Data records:
>>>
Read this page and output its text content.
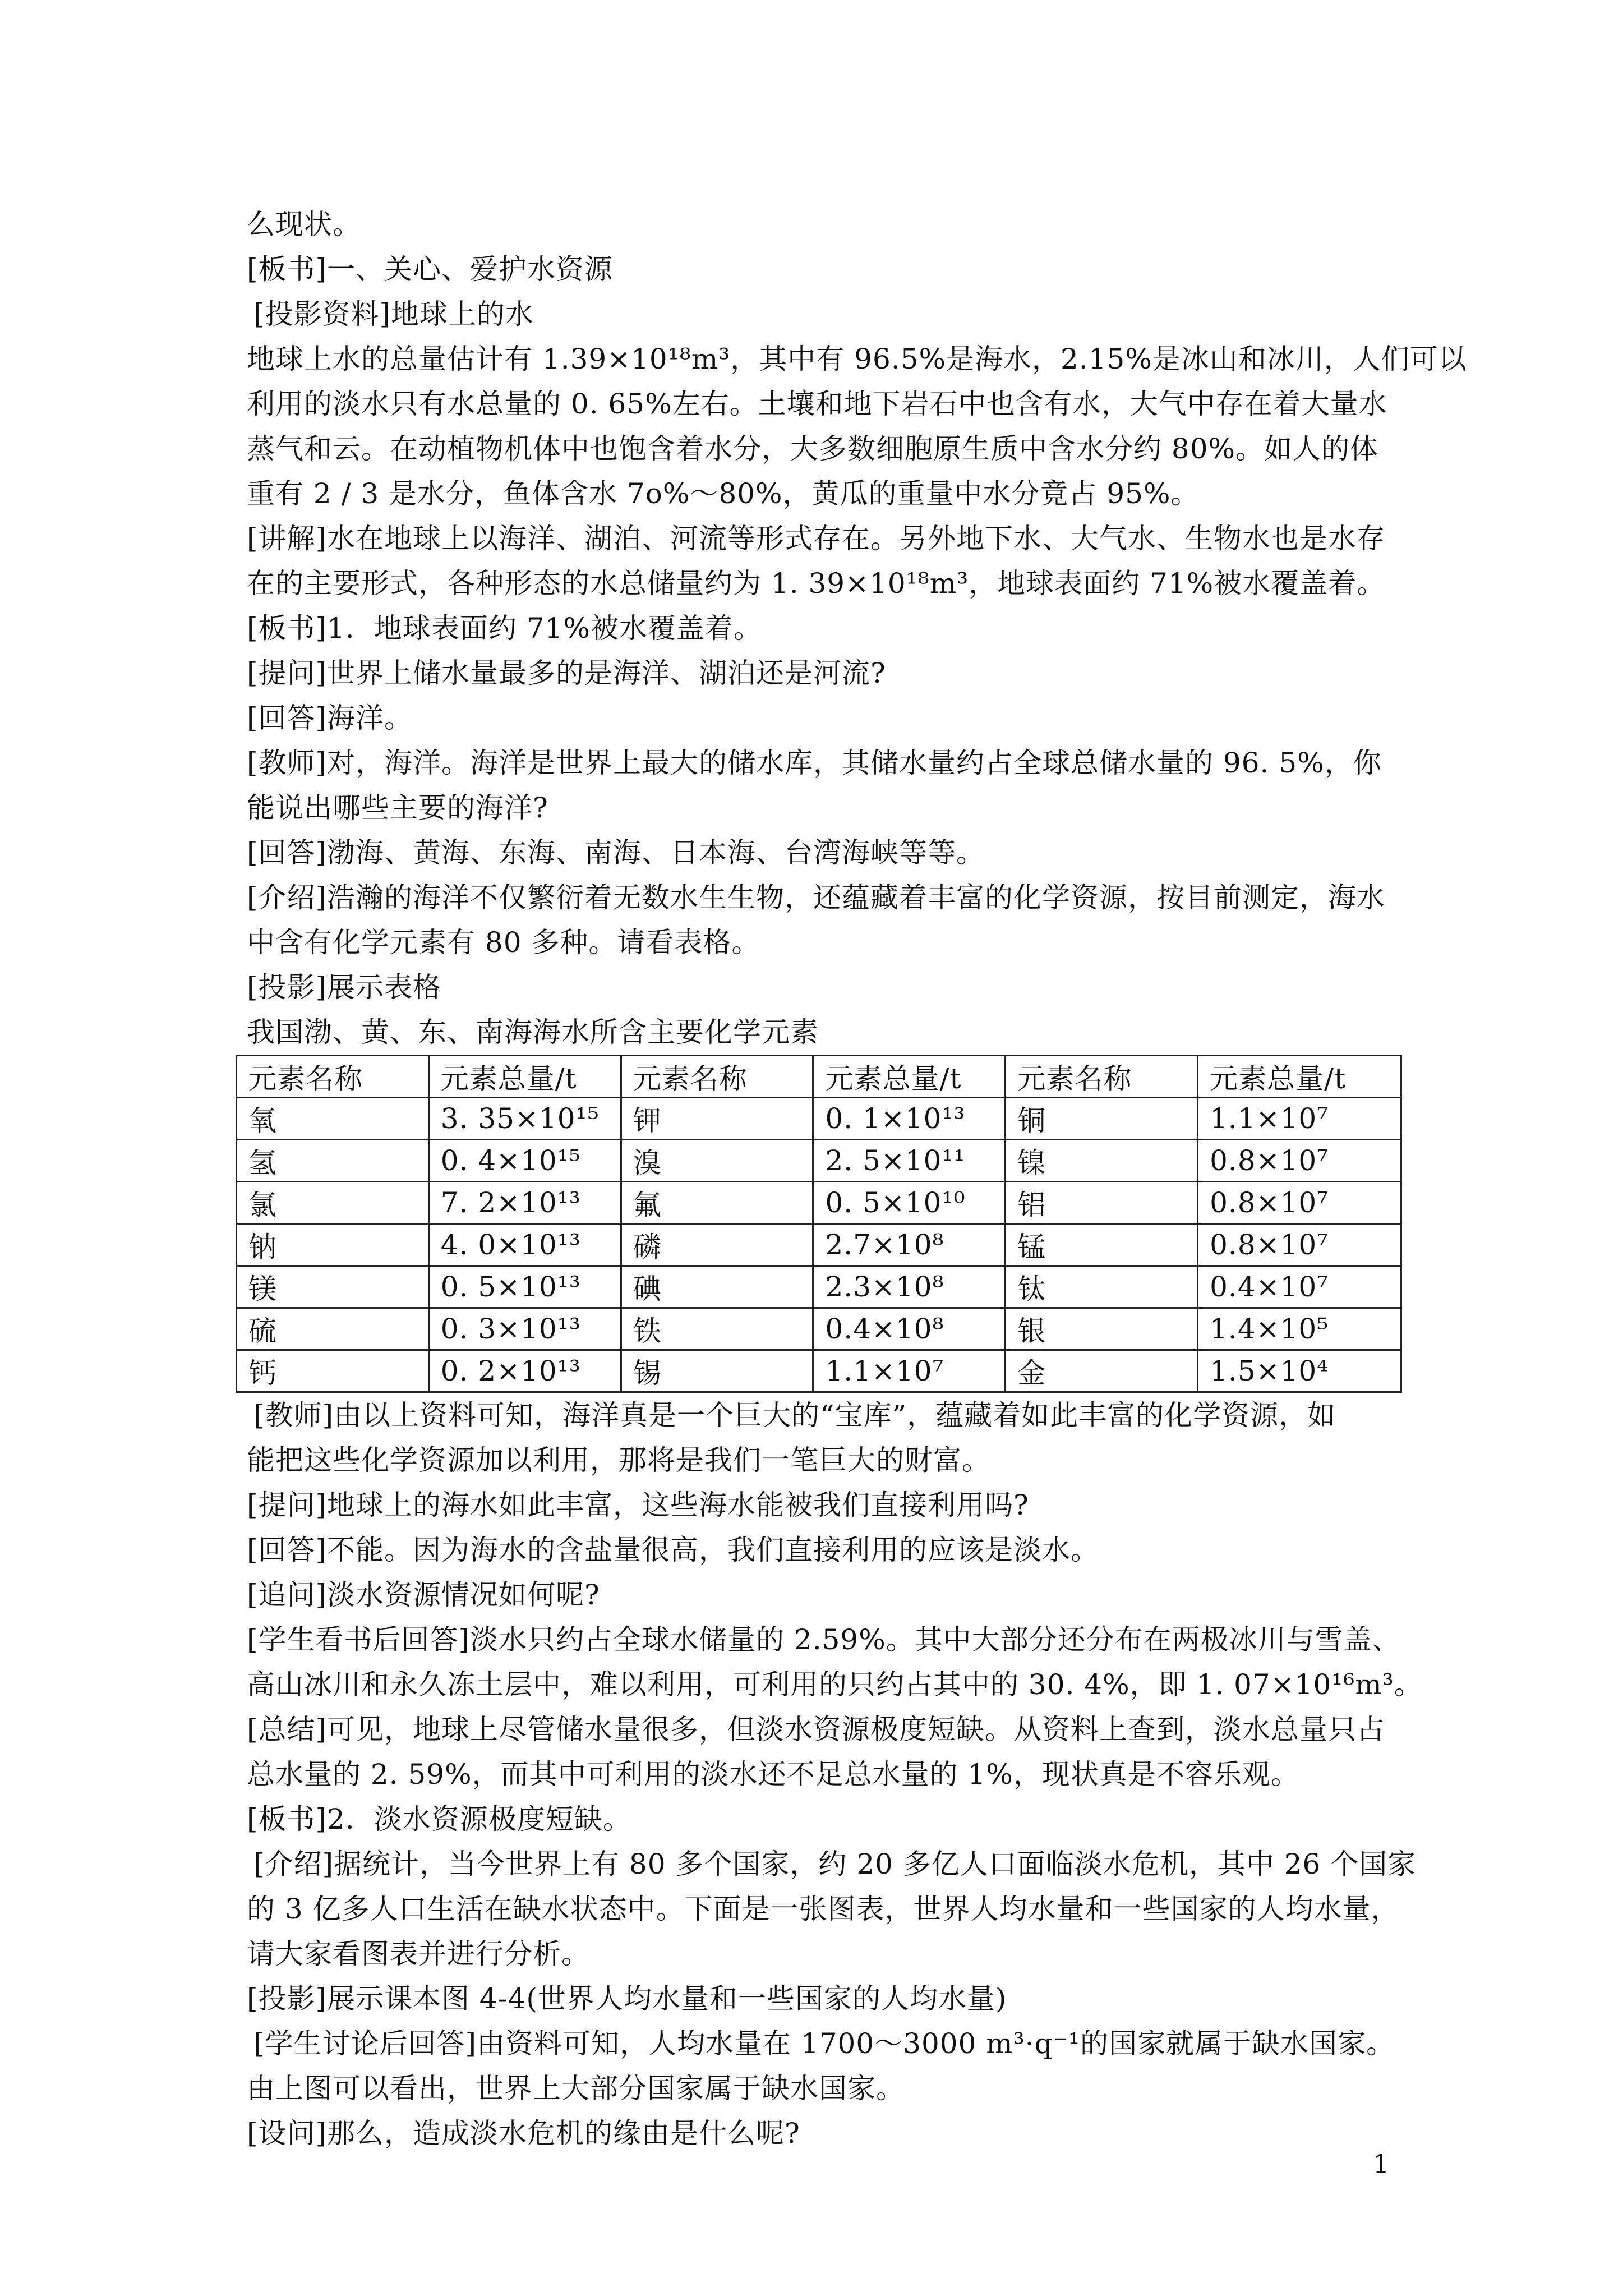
么现状。
[板书]一、关心、爱护水资源
[投影资料]地球上的水
地球上水的总量估计有 1.39×10¹⁸m³，其中有 96.5%是海水，2.15%是冰山和冰川，人们可以
利用的淡水只有水总量的 0. 65%左右。土壤和地下岩石中也含有水，大气中存在着大量水
蒸气和云。在动植物机体中也饱含着水分，大多数细胞原生质中含水分约 80%。如人的体
重有 2 / 3 是水分，鱼体含水 7o%～80%，黄瓜的重量中水分竟占 95%。
[讲解]水在地球上以海洋、湖泊、河流等形式存在。另外地下水、大气水、生物水也是水存
在的主要形式，各种形态的水总储量约为 1. 39×10¹⁸m³，地球表面约 71%被水覆盖着。
[板书]1．地球表面约 71%被水覆盖着。
[提问]世界上储水量最多的是海洋、湖泊还是河流?
[回答]海洋。
[教师]对，海洋。海洋是世界上最大的储水库，其储水量约占全球总储水量的 96. 5%，你
能说出哪些主要的海洋?
[回答]渤海、黄海、东海、南海、日本海、台湾海峡等等。
[介绍]浩瀚的海洋不仅繁衍着无数水生生物，还蕴藏着丰富的化学资源，按目前测定，海水
中含有化学元素有 80 多种。请看表格。
[投影]展示表格
我国渤、黄、东、南海海水所含主要化学元素
元素名称	元素总量/t	元素名称	元素总量/t	元素名称	元素总量/t
氧	3. 35×10¹⁵	钾	0. 1×10¹³	铜	1.1×10⁷
氢	0. 4×10¹⁵	溴	2. 5×10¹¹	镍	0.8×10⁷
氯	7. 2×10¹³	氟	0. 5×10¹⁰	铝	0.8×10⁷
钠	4. 0×10¹³	磷	2.7×10⁸	锰	0.8×10⁷
镁	0. 5×10¹³	碘	2.3×10⁸	钛	0.4×10⁷
硫	0. 3×10¹³	铁	0.4×10⁸	银	1.4×10⁵
钙	0. 2×10¹³	锡	1.1×10⁷	金	1.5×10⁴
[教师]由以上资料可知，海洋真是一个巨大的“宝库”，蕴藏着如此丰富的化学资源，如
能把这些化学资源加以利用，那将是我们一笔巨大的财富。
[提问]地球上的海水如此丰富，这些海水能被我们直接利用吗?
[回答]不能。因为海水的含盐量很高，我们直接利用的应该是淡水。
[追问]淡水资源情况如何呢?
[学生看书后回答]淡水只约占全球水储量的 2.59%。其中大部分还分布在两极冰川与雪盖、
高山冰川和永久冻土层中，难以利用，可利用的只约占其中的 30. 4%，即 1. 07×10¹⁶m³。
[总结]可见，地球上尽管储水量很多，但淡水资源极度短缺。从资料上查到，淡水总量只占
总水量的 2. 59%，而其中可利用的淡水还不足总水量的 1%，现状真是不容乐观。
[板书]2．淡水资源极度短缺。
[介绍]据统计，当今世界上有 80 多个国家，约 20 多亿人口面临淡水危机，其中 26 个国家
的 3 亿多人口生活在缺水状态中。下面是一张图表，世界人均水量和一些国家的人均水量，
请大家看图表并进行分析。
[投影]展示课本图 4-4(世界人均水量和一些国家的人均水量)
[学生讨论后回答]由资料可知，人均水量在 1700～3000 m³·q⁻¹的国家就属于缺水国家。
由上图可以看出，世界上大部分国家属于缺水国家。
[设问]那么，造成淡水危机的缘由是什么呢?
1
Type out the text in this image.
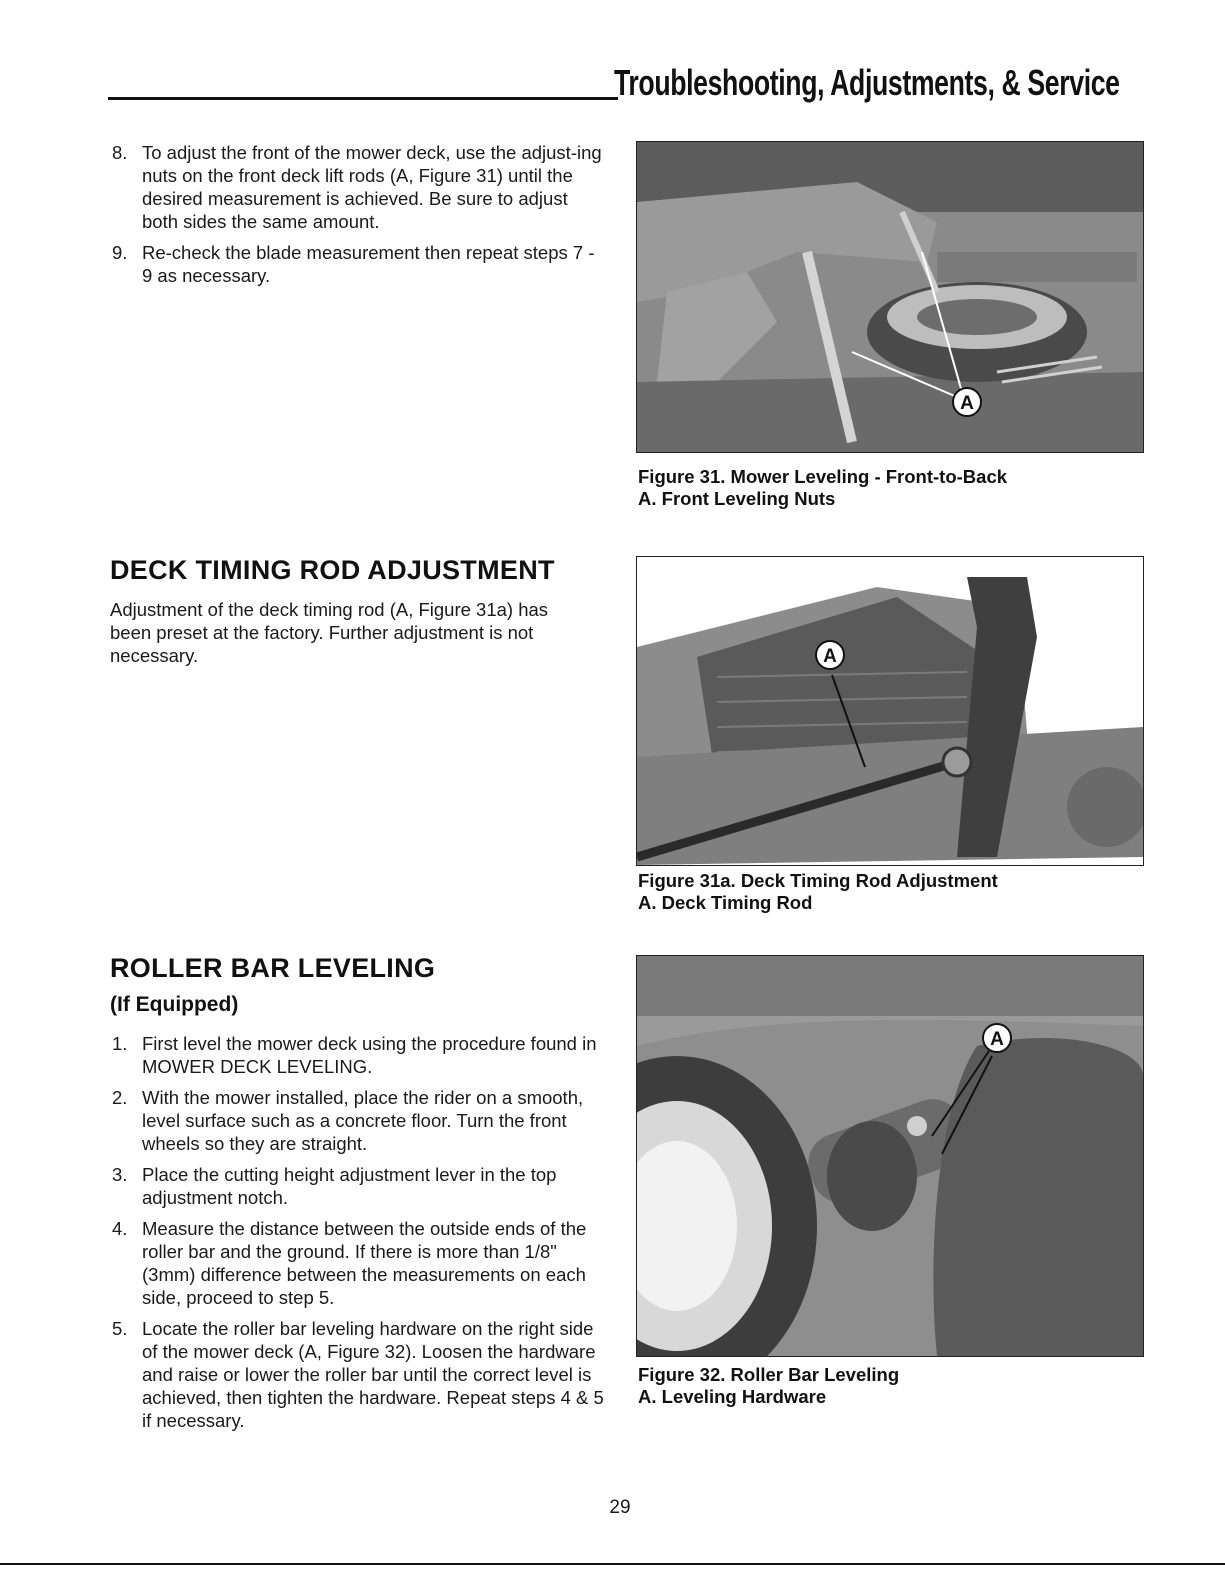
Troubleshooting, Adjustments, & Service
8. To adjust the front of the mower deck, use the adjust-ing nuts on the front deck lift rods (A, Figure 31) until the desired measurement is achieved. Be sure to adjust both sides the same amount.
9. Re-check the blade measurement then repeat steps 7 - 9 as necessary.
A
Figure 31. Mower Leveling - Front-to-Back
A. Front Leveling Nuts
DECK TIMING ROD ADJUSTMENT
Adjustment of the deck timing rod (A, Figure 31a) has been preset at the factory. Further adjustment is not necessary.	A
Figure 31a. Deck Timing Rod Adjustment
A. Deck Timing Rod
ROLLER BAR LEVELING
(If Equipped)
1. First level the mower deck using the procedure found in MOWER DECK LEVELING.
2. With the mower installed, place the rider on a smooth, level surface such as a concrete floor. Turn the front wheels so they are straight.
3. Place the cutting height adjustment lever in the top adjustment notch.
4. Measure the distance between the outside ends of the roller bar and the ground. If there is more than 1/8" (3mm) difference between the measurements on each side, proceed to step 5.
5. Locate the roller bar leveling hardware on the right side of the mower deck (A, Figure 32). Loosen the hardware and raise or lower the roller bar until the correct level is achieved, then tighten the hardware. Repeat steps 4 & 5 if necessary.
A
Figure 32. Roller Bar Leveling
A. Leveling Hardware
29
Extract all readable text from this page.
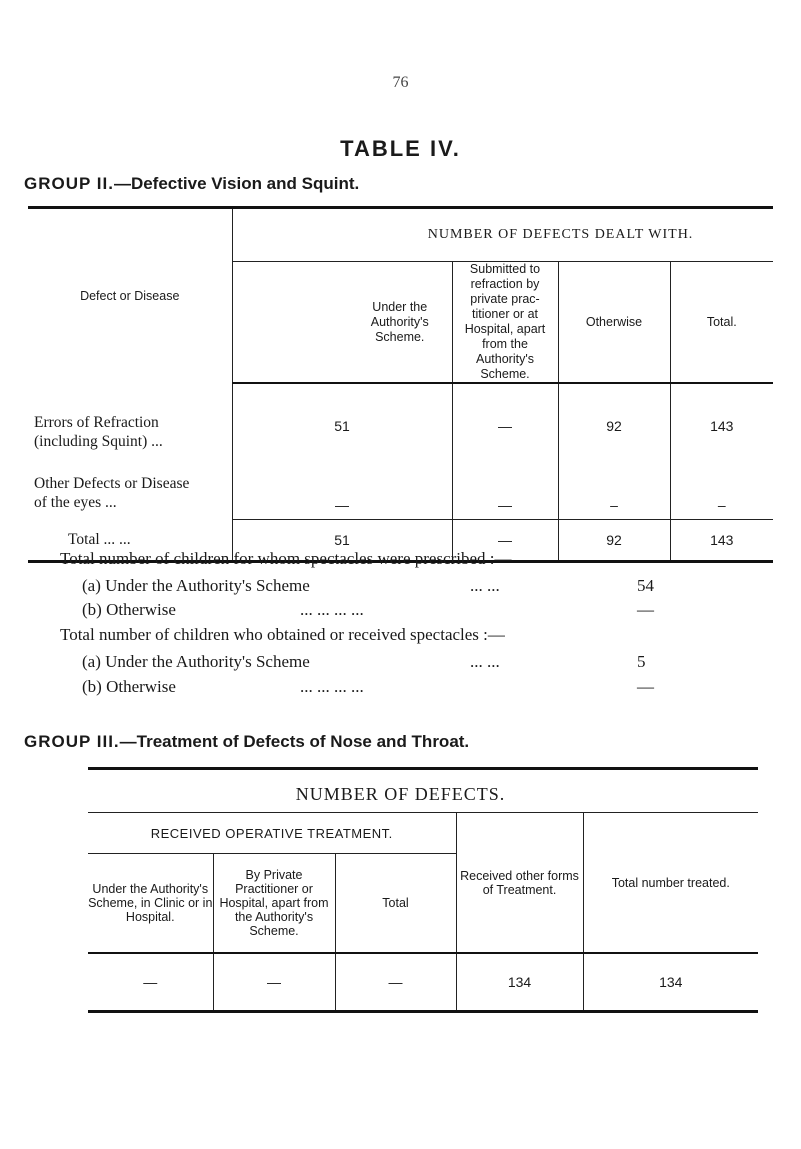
76
TABLE IV.
GROUP II.—Defective Vision and Squint.
Defect or Disease		NUMBER OF DEFECTS DEALT WITH.			
		Under the Authority's Scheme.	Submitted to refraction by private prac- titioner or at Hospital, apart from the Authority's Scheme.	Otherwise	Total.

Errors of Refraction
(including Squint) ...	51		—	92	143

Other Defects or Disease
of the eyes ...	—		—	–	–
Total ... ...	51		—	92	143
Total number of children for whom spectacles were prescribed :—
(a) Under the Authority's Scheme	... ...	54
(b) Otherwise	... ... ... ...	—
Total number of children who obtained or received spectacles :—
(a) Under the Authority's Scheme	... ...	5
(b) Otherwise	... ... ... ...	—
GROUP III.—Treatment of Defects of Nose and Throat.
NUMBER OF DEFECTS.
RECEIVED OPERATIVE TREATMENT.			Received other forms of Treatment.	Total number treated.
Under the Authority's Scheme, in Clinic or in Hospital.	By Private Practitioner or Hospital, apart from the Authority's Scheme.	Total		
—	—	—	134	134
<<<
- Instructions for the task -
Pictures are to be left out; repeat all the remaining data exactly.

- Result -
Read this page and output its text content.
么现状。
[板书]一、关心、爱护水资源
[投影资料]地球上的水
地球上水的总量估计有 1.39×10¹⁸m³，其中有 96.5%是海水，2.15%是冰山和冰川，人们可以
利用的淡水只有水总量的 0. 65%左右。土壤和地下岩石中也含有水，大气中存在着大量水
蒸气和云。在动植物机体中也饱含着水分，大多数细胞原生质中含水分约 80%。如人的体
重有 2 / 3 是水分，鱼体含水 7o%～80%，黄瓜的重量中水分竟占 95%。
[讲解]水在地球上以海洋、湖泊、河流等形式存在。另外地下水、大气水、生物水也是水存
在的主要形式，各种形态的水总储量约为 1. 39×10¹⁸m³，地球表面约 71%被水覆盖着。
[板书]1．地球表面约 71%被水覆盖着。
[提问]世界上储水量最多的是海洋、湖泊还是河流?
[回答]海洋。
[教师]对，海洋。海洋是世界上最大的储水库，其储水量约占全球总储水量的 96. 5%，你
能说出哪些主要的海洋?
[回答]渤海、黄海、东海、南海、日本海、台湾海峡等等。
[介绍]浩瀚的海洋不仅繁衍着无数水生生物，还蕴藏着丰富的化学资源，按目前测定，海水
中含有化学元素有 80 多种。请看表格。
[投影]展示表格
我国渤、黄、东、南海海水所含主要化学元素
元素名称	元素总量/t	元素名称	元素总量/t	元素名称	元素总量/t
氧	3. 35×10¹⁵	钾	0. 1×10¹³	铜	1.1×10⁷
氢	0. 4×10¹⁵	溴	2. 5×10¹¹	镍	0.8×10⁷
氯	7. 2×10¹³	氟	0. 5×10¹⁰	铝	0.8×10⁷
钠	4. 0×10¹³	磷	2.7×10⁸	锰	0.8×10⁷
镁	0. 5×10¹³	碘	2.3×10⁸	钛	0.4×10⁷
硫	0. 3×10¹³	铁	0.4×10⁸	银	1.4×10⁵
钙	0. 2×10¹³	锡	1.1×10⁷	金	1.5×10⁴
[教师]由以上资料可知，海洋真是一个巨大的“宝库”，蕴藏着如此丰富的化学资源，如
能把这些化学资源加以利用，那将是我们一笔巨大的财富。
[提问]地球上的海水如此丰富，这些海水能被我们直接利用吗?
[回答]不能。因为海水的含盐量很高，我们直接利用的应该是淡水。
[追问]淡水资源情况如何呢?
[学生看书后回答]淡水只约占全球水储量的 2.59%。其中大部分还分布在两极冰川与雪盖、
高山冰川和永久冻土层中，难以利用，可利用的只约占其中的 30. 4%，即 1. 07×10¹⁶m³。
[总结]可见，地球上尽管储水量很多，但淡水资源极度短缺。从资料上查到，淡水总量只占
总水量的 2. 59%，而其中可利用的淡水还不足总水量的 1%，现状真是不容乐观。
[板书]2．淡水资源极度短缺。
[介绍]据统计，当今世界上有 80 多个国家，约 20 多亿人口面临淡水危机，其中 26 个国家
的 3 亿多人口生活在缺水状态中。下面是一张图表，世界人均水量和一些国家的人均水量，
请大家看图表并进行分析。
[投影]展示课本图 4-4(世界人均水量和一些国家的人均水量)
[学生讨论后回答]由资料可知，人均水量在 1700～3000 m³·q⁻¹的国家就属于缺水国家。
由上图可以看出，世界上大部分国家属于缺水国家。
[设问]那么，造成淡水危机的缘由是什么呢?
1
Type out the text in this image.
Troubleshooting, Adjustments, & Service
8. To adjust the front of the mower deck, use the adjust-ing nuts on the front deck lift rods (A, Figure 31) until the desired measurement is achieved. Be sure to adjust both sides the same amount.
9. Re-check the blade measurement then repeat steps 7 - 9 as necessary.
A
Figure 31. Mower Leveling - Front-to-Back
A. Front Leveling Nuts
DECK TIMING ROD ADJUSTMENT
Adjustment of the deck timing rod (A, Figure 31a) has been preset at the factory. Further adjustment is not necessary.	A
Figure 31a. Deck Timing Rod Adjustment
A. Deck Timing Rod
ROLLER BAR LEVELING
(If Equipped)
1. First level the mower deck using the procedure found in MOWER DECK LEVELING.
2. With the mower installed, place the rider on a smooth, level surface such as a concrete floor. Turn the front wheels so they are straight.
3. Place the cutting height adjustment lever in the top adjustment notch.
4. Measure the distance between the outside ends of the roller bar and the ground. If there is more than 1/8" (3mm) difference between the measurements on each side, proceed to step 5.
5. Locate the roller bar leveling hardware on the right side of the mower deck (A, Figure 32). Loosen the hardware and raise or lower the roller bar until the correct level is achieved, then tighten the hardware. Repeat steps 4 & 5 if necessary.
A
Figure 32. Roller Bar Leveling
A. Leveling Hardware
29
Extract all readable text from this page.
76
TABLE IV.
GROUP II.—Defective Vision and Squint.
Defect or Disease		NUMBER OF DEFECTS DEALT WITH.			
		Under the Authority's Scheme.	Submitted to refraction by private prac- titioner or at Hospital, apart from the Authority's Scheme.	Otherwise	Total.

Errors of Refraction
(including Squint) ...	51		—	92	143

Other Defects or Disease
of the eyes ...	—		—	–	–
Total ... ...	51		—	92	143
Total number of children for whom spectacles were prescribed :—
(a) Under the Authority's Scheme	... ...	54
(b) Otherwise	... ... ... ...	—
Total number of children who obtained or received spectacles :—
(a) Under the Authority's Scheme	... ...	5
(b) Otherwise	... ... ... ...	—
GROUP III.—Treatment of Defects of Nose and Throat.
NUMBER OF DEFECTS.
RECEIVED OPERATIVE TREATMENT.			Received other forms of Treatment.	Total number treated.
Under the Authority's Scheme, in Clinic or in Hospital.	By Private Practitioner or Hospital, apart from the Authority's Scheme.	Total		
—	—	—	134	134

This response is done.